• **Directions for this task**:
Without altering anything, repeat each of the records.

• **Input**:
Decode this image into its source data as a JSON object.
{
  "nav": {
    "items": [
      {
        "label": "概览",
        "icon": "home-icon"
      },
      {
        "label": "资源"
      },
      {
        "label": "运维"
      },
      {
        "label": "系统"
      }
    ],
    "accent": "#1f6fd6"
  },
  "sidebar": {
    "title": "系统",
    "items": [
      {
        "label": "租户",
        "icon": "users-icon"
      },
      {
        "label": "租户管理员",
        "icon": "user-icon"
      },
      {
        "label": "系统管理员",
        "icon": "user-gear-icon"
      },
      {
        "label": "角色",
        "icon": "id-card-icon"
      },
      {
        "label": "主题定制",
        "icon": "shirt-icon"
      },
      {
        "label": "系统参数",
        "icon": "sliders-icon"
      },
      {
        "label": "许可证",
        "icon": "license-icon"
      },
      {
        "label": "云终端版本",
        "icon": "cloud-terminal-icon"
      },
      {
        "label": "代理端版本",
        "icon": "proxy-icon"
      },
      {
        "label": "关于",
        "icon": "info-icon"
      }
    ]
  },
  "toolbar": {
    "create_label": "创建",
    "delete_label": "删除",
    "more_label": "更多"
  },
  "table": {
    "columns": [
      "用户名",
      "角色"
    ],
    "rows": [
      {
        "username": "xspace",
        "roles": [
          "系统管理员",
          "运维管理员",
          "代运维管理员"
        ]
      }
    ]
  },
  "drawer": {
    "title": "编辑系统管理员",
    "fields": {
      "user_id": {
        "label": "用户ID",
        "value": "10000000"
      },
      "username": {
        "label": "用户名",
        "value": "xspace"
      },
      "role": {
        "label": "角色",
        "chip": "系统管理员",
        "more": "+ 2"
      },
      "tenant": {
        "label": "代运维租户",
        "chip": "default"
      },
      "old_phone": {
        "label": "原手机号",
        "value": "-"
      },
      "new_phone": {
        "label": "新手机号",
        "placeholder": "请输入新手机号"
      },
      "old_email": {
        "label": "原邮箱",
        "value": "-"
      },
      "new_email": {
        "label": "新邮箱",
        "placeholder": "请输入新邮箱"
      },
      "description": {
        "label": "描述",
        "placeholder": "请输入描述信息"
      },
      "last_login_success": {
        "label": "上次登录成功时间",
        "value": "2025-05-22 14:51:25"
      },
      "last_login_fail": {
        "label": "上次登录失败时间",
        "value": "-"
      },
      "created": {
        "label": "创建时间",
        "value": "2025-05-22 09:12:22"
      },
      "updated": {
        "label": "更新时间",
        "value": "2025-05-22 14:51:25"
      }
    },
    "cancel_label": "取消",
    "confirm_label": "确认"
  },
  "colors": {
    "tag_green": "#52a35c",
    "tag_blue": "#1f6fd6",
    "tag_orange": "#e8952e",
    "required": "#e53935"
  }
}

• **Right answer**:
Decode this image into its source data as a JSON object.
{
  "nav": {
    "items": [
      {
        "label": "概览",
        "icon": "home-icon"
      },
      {
        "label": "资源"
      },
      {
        "label": "运维"
      },
      {
        "label": "系统"
      }
    ],
    "accent": "#1f6fd6"
  },
  "sidebar": {
    "title": "系统",
    "items": [
      {
        "label": "租户",
        "icon": "users-icon"
      },
      {
        "label": "租户管理员",
        "icon": "user-icon"
      },
      {
        "label": "系统管理员",
        "icon": "user-gear-icon"
      },
      {
        "label": "角色",
        "icon": "id-card-icon"
      },
      {
        "label": "主题定制",
        "icon": "shirt-icon"
      },
      {
        "label": "系统参数",
        "icon": "sliders-icon"
      },
      {
        "label": "许可证",
        "icon": "license-icon"
      },
      {
        "label": "云终端版本",
        "icon": "cloud-terminal-icon"
      },
      {
        "label": "代理端版本",
        "icon": "proxy-icon"
      },
      {
        "label": "关于",
        "icon": "info-icon"
      }
    ]
  },
  "toolbar": {
    "create_label": "创建",
    "delete_label": "删除",
    "more_label": "更多"
  },
  "table": {
    "columns": [
      "用户名",
      "角色"
    ],
    "rows": [
      {
        "username": "xspace",
        "roles": [
          "系统管理员",
          "运维管理员",
          "代运维管理员"
        ]
      }
    ]
  },
  "drawer": {
    "title": "编辑系统管理员",
    "fields": {
      "user_id": {
        "label": "用户ID",
        "value": "10000000"
      },
      "username": {
        "label": "用户名",
        "value": "xspace"
      },
      "role": {
        "label": "角色",
        "chip": "系统管理员",
        "more": "+ 2"
      },
      "tenant": {
        "label": "代运维租户",
        "chip": "default"
      },
      "old_phone": {
        "label": "原手机号",
        "value": "-"
      },
      "new_phone": {
        "label": "新手机号",
        "placeholder": "请输入新手机号"
      },
      "old_email": {
        "label": "原邮箱",
        "value": "-"
      },
      "new_email": {
        "label": "新邮箱",
        "placeholder": "请输入新邮箱"
      },
      "description": {
        "label": "描述",
        "placeholder": "请输入描述信息"
      },
      "last_login_success": {
        "label": "上次登录成功时间",
        "value": "2025-05-22 14:51:25"
      },
      "last_login_fail": {
        "label": "上次登录失败时间",
        "value": "-"
      },
      "created": {
        "label": "创建时间",
        "value": "2025-05-22 09:12:22"
      },
      "updated": {
        "label": "更新时间",
        "value": "2025-05-22 14:51:25"
      }
    },
    "cancel_label": "取消",
    "confirm_label": "确认"
  },
  "colors": {
    "tag_green": "#52a35c",
    "tag_blue": "#1f6fd6",
    "tag_orange": "#e8952e",
    "required": "#e53935"
  }
}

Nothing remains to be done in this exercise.